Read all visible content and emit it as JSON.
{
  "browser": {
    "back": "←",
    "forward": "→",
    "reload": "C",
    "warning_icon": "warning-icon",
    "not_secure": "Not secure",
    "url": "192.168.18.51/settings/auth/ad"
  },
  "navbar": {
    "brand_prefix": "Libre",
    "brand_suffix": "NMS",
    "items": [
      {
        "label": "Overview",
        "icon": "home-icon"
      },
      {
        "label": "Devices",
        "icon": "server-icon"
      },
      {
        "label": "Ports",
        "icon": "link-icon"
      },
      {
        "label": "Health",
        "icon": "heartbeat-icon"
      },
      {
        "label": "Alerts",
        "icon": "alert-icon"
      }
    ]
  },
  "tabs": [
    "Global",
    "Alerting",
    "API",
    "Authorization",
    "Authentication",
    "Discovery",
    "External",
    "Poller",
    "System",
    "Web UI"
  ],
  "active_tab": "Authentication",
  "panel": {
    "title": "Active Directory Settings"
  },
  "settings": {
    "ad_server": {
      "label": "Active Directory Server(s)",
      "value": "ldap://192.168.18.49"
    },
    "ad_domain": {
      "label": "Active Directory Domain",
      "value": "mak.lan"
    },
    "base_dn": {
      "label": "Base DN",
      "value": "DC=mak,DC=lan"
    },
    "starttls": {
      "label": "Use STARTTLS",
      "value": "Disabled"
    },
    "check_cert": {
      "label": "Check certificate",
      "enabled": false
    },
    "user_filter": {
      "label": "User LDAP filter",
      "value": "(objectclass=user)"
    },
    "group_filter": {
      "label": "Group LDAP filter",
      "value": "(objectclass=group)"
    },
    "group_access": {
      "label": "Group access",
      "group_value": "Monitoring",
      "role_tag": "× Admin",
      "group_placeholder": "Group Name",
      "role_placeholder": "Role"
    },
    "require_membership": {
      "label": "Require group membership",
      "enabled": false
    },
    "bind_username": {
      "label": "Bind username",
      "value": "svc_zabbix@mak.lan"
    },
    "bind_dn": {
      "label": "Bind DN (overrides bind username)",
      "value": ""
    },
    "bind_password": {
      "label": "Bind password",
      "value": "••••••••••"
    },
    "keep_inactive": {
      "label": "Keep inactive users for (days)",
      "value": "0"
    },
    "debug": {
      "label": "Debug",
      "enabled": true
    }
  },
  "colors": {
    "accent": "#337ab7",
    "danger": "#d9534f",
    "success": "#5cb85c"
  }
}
+++
Extract each entry in full and write it down exactly.

Read all visible content and emit it as JSON.
{
  "browser": {
    "back": "←",
    "forward": "→",
    "reload": "C",
    "warning_icon": "warning-icon",
    "not_secure": "Not secure",
    "url": "192.168.18.51/settings/auth/ad"
  },
  "navbar": {
    "brand_prefix": "Libre",
    "brand_suffix": "NMS",
    "items": [
      {
        "label": "Overview",
        "icon": "home-icon"
      },
      {
        "label": "Devices",
        "icon": "server-icon"
      },
      {
        "label": "Ports",
        "icon": "link-icon"
      },
      {
        "label": "Health",
        "icon": "heartbeat-icon"
      },
      {
        "label": "Alerts",
        "icon": "alert-icon"
      }
    ]
  },
  "tabs": [
    "Global",
    "Alerting",
    "API",
    "Authorization",
    "Authentication",
    "Discovery",
    "External",
    "Poller",
    "System",
    "Web UI"
  ],
  "active_tab": "Authentication",
  "panel": {
    "title": "Active Directory Settings"
  },
  "settings": {
    "ad_server": {
      "label": "Active Directory Server(s)",
      "value": "ldap://192.168.18.49"
    },
    "ad_domain": {
      "label": "Active Directory Domain",
      "value": "mak.lan"
    },
    "base_dn": {
      "label": "Base DN",
      "value": "DC=mak,DC=lan"
    },
    "starttls": {
      "label": "Use STARTTLS",
      "value": "Disabled"
    },
    "check_cert": {
      "label": "Check certificate",
      "enabled": false
    },
    "user_filter": {
      "label": "User LDAP filter",
      "value": "(objectclass=user)"
    },
    "group_filter": {
      "label": "Group LDAP filter",
      "value": "(objectclass=group)"
    },
    "group_access": {
      "label": "Group access",
      "group_value": "Monitoring",
      "role_tag": "× Admin",
      "group_placeholder": "Group Name",
      "role_placeholder": "Role"
    },
    "require_membership": {
      "label": "Require group membership",
      "enabled": false
    },
    "bind_username": {
      "label": "Bind username",
      "value": "svc_zabbix@mak.lan"
    },
    "bind_dn": {
      "label": "Bind DN (overrides bind username)",
      "value": ""
    },
    "bind_password": {
      "label": "Bind password",
      "value": "••••••••••"
    },
    "keep_inactive": {
      "label": "Keep inactive users for (days)",
      "value": "0"
    },
    "debug": {
      "label": "Debug",
      "enabled": true
    }
  },
  "colors": {
    "accent": "#337ab7",
    "danger": "#d9534f",
    "success": "#5cb85c"
  }
}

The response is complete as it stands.